- _What you will do_:
Find the lines of data that contain the string "date", then list them.

- _Exercise materials_:
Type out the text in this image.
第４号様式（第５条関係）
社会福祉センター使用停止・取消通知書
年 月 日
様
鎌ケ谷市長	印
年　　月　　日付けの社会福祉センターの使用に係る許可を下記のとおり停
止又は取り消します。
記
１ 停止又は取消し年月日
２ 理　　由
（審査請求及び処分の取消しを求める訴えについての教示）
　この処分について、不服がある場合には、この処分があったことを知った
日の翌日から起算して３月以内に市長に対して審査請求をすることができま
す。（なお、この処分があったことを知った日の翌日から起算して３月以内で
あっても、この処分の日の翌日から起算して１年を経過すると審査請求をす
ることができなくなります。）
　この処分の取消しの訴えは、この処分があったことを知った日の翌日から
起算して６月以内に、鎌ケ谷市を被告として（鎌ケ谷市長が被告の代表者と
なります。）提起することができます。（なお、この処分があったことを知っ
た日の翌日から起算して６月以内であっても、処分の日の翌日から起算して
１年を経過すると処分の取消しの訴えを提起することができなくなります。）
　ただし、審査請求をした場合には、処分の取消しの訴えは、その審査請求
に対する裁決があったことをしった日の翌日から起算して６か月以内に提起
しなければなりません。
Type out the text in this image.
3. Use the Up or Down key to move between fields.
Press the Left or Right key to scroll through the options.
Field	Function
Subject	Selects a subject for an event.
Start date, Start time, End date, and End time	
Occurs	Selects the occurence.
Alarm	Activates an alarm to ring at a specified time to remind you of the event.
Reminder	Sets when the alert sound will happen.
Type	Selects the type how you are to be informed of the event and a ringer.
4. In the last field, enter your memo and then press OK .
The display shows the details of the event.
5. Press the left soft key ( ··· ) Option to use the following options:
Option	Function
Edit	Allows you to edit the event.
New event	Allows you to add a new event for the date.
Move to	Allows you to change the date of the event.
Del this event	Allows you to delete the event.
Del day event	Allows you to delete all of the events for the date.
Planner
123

- _Result for this task_:
Start date, Start time, End date, and End time	
New event	Allows you to add a new event for the date.
Move to	Allows you to change the date of the event.
Del day event	Allows you to delete all of the events for the date.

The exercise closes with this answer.